====== EXERCISE INPUTS
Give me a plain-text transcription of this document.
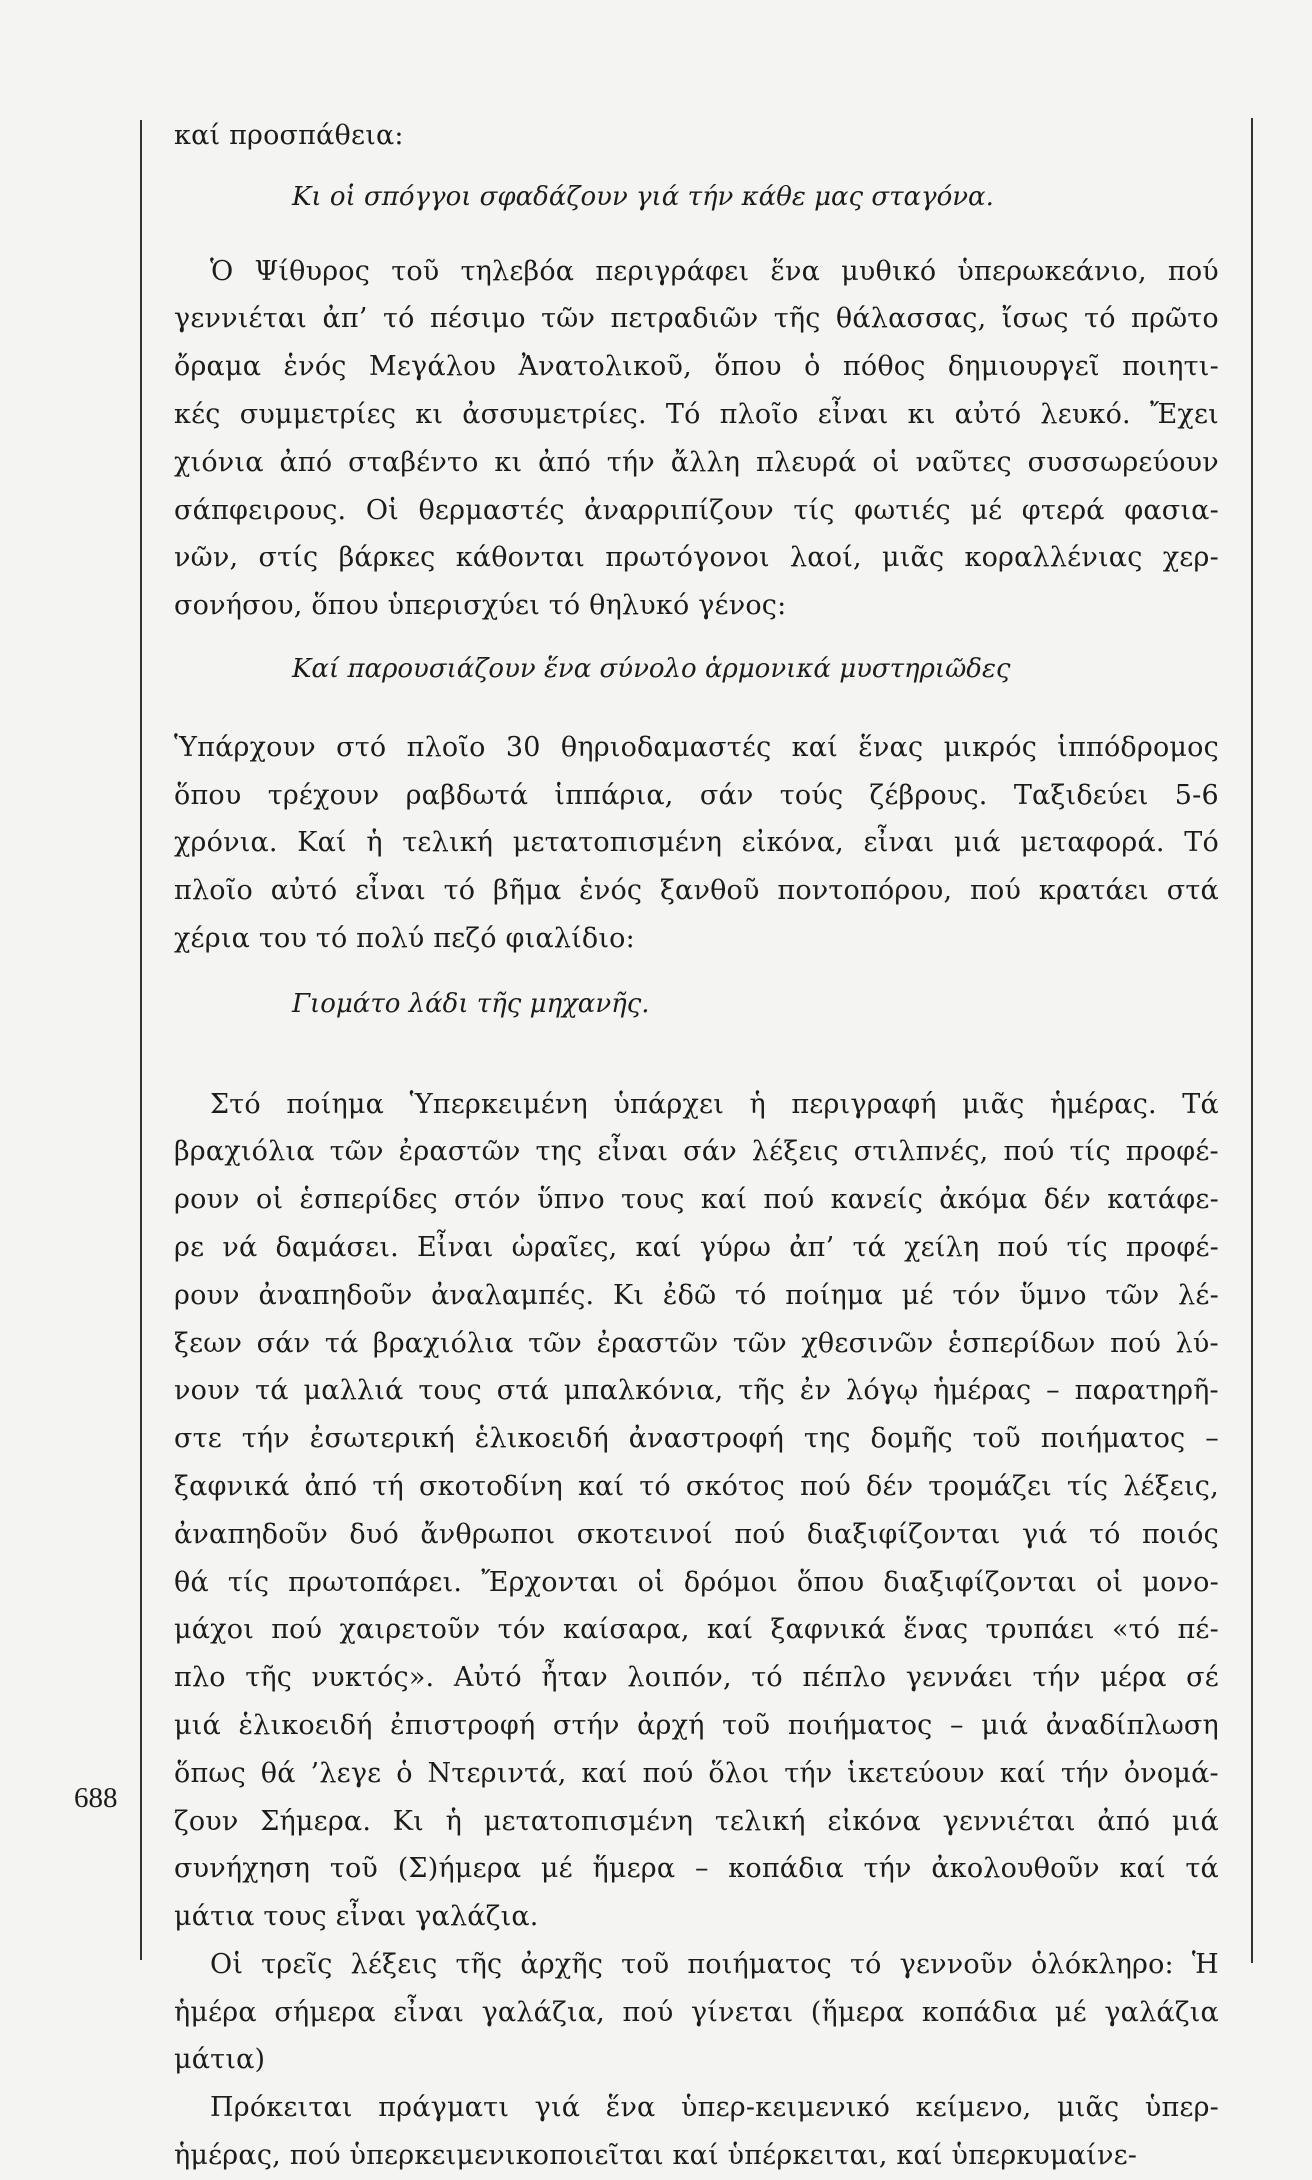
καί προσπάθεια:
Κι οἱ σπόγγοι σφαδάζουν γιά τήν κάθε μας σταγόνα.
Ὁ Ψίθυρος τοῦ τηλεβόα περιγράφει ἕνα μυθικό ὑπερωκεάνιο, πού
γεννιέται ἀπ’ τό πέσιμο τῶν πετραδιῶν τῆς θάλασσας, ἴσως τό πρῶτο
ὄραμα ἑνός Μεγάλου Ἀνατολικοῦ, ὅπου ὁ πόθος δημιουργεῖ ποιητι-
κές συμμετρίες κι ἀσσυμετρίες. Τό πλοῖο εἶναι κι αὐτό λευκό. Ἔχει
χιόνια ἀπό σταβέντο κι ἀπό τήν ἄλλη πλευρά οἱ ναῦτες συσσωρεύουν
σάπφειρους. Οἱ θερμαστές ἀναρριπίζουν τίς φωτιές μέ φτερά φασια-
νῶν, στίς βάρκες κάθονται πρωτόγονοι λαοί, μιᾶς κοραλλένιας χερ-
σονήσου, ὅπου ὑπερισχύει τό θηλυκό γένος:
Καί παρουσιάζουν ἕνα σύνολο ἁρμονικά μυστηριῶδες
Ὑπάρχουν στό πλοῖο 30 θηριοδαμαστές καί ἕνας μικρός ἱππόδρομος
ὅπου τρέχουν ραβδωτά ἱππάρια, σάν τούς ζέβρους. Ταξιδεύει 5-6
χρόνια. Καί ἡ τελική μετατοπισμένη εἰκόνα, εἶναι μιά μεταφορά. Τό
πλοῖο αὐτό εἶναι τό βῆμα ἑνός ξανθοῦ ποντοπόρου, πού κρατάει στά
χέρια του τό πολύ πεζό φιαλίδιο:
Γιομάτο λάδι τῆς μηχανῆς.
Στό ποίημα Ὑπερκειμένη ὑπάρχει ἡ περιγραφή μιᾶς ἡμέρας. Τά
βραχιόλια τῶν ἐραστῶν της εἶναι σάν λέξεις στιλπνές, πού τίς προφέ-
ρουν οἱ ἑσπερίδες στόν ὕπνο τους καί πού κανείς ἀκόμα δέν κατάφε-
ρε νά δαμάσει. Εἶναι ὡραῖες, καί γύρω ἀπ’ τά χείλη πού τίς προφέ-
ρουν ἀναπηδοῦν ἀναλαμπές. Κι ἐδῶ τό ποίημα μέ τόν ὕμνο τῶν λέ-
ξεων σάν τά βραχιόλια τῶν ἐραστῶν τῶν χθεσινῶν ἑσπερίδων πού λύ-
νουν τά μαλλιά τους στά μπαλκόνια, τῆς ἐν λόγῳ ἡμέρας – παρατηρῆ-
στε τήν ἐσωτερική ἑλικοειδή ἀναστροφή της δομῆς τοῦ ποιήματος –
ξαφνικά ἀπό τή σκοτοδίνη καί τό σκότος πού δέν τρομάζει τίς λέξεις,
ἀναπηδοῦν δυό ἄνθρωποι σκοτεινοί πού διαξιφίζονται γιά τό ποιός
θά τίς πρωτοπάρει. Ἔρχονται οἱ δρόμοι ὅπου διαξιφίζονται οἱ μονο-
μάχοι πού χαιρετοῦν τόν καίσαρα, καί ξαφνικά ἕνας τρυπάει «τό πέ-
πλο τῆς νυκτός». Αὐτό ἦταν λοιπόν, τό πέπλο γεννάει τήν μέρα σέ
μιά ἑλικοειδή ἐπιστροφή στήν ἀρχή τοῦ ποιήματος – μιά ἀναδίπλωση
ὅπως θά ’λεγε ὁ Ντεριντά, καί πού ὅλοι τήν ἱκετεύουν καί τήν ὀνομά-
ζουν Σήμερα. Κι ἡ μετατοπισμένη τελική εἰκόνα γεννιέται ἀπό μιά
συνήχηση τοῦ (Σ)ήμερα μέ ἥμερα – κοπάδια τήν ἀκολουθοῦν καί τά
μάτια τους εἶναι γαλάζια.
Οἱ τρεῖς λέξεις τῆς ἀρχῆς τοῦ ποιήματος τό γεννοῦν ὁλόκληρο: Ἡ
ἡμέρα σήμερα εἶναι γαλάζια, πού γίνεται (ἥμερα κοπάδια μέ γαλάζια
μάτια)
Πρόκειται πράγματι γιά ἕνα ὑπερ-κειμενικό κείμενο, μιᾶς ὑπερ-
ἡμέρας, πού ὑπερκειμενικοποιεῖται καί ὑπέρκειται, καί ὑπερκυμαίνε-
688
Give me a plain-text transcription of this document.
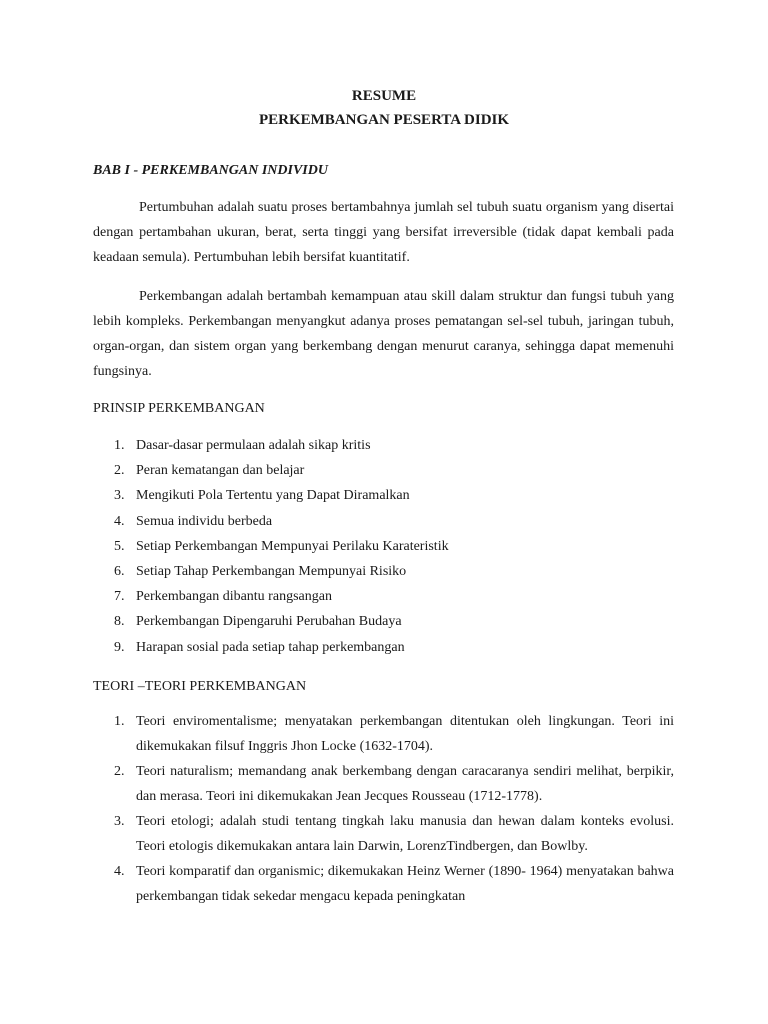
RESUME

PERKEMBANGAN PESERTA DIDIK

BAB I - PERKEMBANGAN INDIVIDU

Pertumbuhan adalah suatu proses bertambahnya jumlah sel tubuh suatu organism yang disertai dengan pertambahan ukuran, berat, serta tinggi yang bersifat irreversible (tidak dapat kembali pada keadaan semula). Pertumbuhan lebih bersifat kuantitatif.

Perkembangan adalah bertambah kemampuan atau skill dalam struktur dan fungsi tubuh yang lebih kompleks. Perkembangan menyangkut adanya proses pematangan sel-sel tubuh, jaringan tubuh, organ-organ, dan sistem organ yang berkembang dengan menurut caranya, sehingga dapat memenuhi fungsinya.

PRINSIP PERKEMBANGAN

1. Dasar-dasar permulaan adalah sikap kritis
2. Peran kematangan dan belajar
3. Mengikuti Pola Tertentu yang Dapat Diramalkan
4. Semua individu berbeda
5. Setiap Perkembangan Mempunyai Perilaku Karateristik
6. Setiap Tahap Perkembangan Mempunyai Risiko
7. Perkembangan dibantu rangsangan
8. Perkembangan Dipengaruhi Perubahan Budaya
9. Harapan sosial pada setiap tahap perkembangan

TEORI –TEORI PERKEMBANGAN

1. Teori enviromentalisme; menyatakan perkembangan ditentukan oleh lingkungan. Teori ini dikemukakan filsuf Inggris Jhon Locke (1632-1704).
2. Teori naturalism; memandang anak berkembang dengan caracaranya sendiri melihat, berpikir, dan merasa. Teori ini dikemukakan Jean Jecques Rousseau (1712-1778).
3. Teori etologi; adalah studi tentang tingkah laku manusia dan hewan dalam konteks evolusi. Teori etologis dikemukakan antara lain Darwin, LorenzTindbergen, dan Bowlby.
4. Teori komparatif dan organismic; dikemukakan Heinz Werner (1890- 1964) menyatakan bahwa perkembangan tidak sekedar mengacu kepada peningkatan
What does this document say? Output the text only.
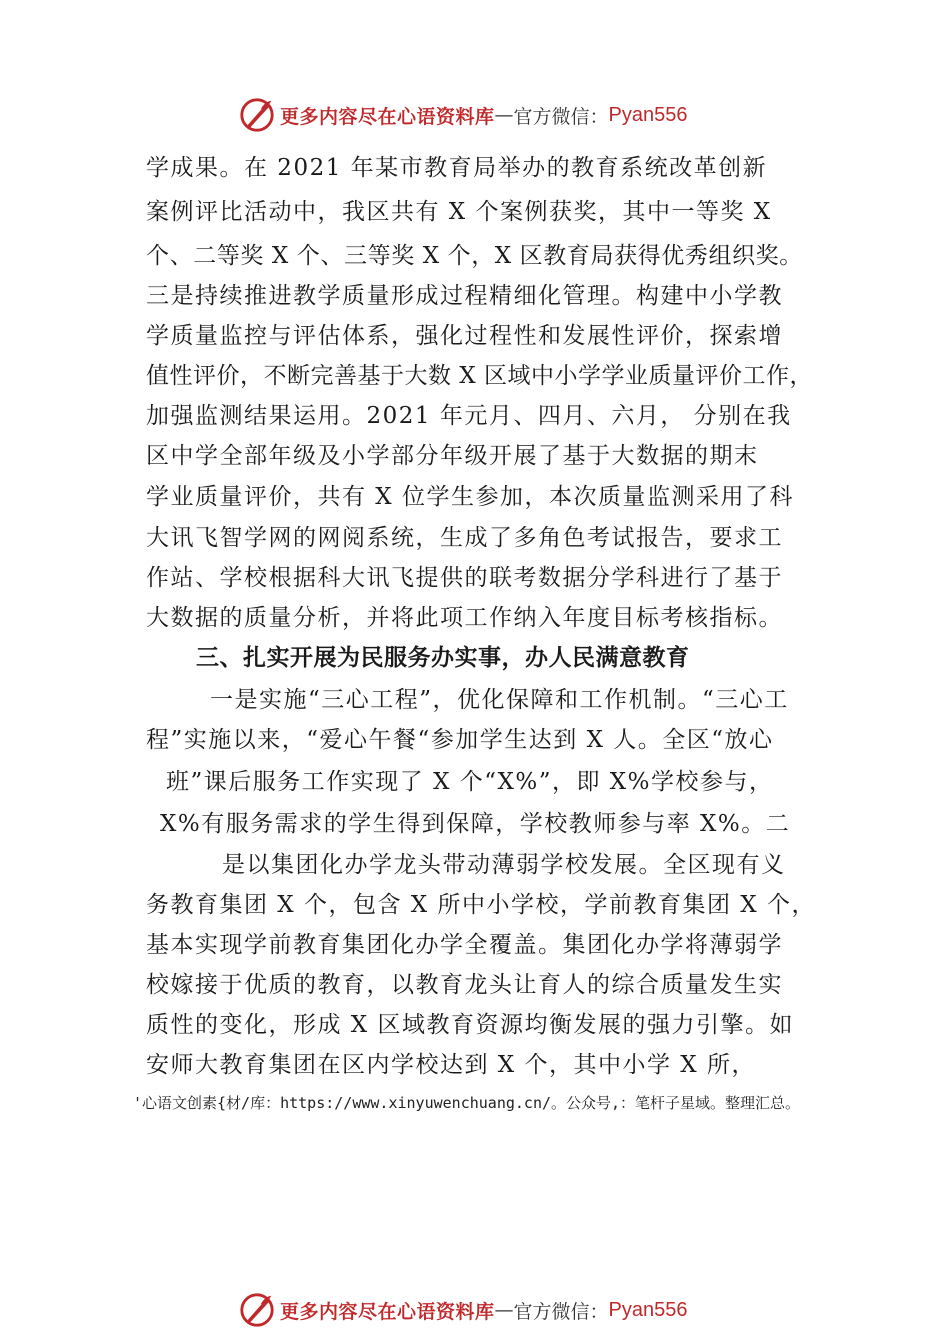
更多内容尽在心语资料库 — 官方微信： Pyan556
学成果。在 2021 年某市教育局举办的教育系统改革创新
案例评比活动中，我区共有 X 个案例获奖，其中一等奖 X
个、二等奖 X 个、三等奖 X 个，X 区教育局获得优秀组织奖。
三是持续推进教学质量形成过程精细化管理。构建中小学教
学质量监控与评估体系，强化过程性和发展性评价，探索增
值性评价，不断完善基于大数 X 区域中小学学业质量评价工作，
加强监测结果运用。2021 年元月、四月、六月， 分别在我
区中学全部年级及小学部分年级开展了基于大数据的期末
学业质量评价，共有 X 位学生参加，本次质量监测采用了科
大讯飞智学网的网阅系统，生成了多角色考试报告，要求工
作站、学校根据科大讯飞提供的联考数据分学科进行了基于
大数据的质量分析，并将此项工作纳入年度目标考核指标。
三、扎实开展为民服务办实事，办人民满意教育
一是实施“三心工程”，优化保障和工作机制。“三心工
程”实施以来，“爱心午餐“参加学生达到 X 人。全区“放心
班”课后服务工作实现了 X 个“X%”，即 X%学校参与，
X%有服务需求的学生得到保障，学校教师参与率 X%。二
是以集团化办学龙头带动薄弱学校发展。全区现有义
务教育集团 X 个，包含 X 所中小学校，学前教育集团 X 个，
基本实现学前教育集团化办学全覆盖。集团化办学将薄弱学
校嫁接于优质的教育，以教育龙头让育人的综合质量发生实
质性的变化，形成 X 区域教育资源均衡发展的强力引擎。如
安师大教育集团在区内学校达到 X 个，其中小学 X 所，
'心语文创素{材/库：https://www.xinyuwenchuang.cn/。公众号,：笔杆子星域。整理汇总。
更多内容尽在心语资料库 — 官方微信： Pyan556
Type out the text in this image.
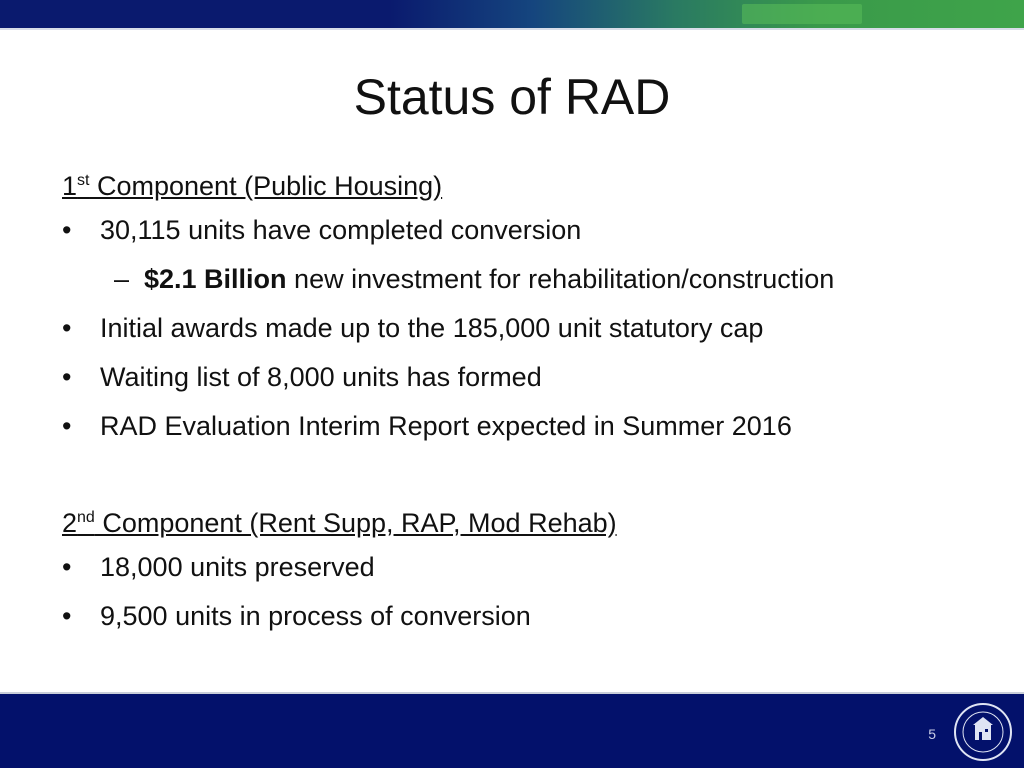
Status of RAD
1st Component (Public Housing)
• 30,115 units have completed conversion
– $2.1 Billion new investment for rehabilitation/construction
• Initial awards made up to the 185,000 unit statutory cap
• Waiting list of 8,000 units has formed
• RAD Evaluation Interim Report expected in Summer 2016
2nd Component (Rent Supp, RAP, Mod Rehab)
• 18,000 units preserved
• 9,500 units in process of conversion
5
============
Copy out each line of the records that holds the string "βραχιόλια".

βραχιόλια τῶν ἐραστῶν της εἶναι σάν λέξεις στιλπνές, πού τίς προφέ-
ξεων σάν τά βραχιόλια τῶν ἐραστῶν τῶν χθεσινῶν ἑσπερίδων πού λύ-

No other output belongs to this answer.